## Written task
Tally the lines holding the word "crediting" and state the count by itself.
========
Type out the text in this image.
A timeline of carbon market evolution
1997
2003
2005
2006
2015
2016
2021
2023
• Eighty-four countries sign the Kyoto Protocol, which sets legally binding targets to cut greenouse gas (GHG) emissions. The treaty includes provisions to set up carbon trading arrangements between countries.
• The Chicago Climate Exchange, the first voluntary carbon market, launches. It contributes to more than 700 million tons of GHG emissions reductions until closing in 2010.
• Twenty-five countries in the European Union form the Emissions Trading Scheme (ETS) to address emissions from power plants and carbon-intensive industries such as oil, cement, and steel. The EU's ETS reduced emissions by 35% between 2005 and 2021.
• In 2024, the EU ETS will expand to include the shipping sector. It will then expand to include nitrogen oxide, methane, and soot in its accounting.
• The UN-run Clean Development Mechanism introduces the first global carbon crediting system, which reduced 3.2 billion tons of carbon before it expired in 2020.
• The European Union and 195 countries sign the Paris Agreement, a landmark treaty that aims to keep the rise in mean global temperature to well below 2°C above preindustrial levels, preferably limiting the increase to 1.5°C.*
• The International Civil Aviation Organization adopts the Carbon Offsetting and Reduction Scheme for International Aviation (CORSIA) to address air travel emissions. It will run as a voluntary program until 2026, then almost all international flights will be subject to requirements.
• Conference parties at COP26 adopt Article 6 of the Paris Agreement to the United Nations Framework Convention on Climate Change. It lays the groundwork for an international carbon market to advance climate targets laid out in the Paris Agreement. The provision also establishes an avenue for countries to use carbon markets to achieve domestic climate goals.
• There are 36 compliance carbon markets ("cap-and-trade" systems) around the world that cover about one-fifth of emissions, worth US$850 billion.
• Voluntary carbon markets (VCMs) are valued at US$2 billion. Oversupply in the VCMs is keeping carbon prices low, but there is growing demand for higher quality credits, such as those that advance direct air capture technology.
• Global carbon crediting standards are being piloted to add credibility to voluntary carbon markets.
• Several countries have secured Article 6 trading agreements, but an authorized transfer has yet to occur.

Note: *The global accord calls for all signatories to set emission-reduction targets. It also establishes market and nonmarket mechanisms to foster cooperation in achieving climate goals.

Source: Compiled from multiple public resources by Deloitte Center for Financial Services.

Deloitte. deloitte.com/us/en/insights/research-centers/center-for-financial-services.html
========
## Result of this task
2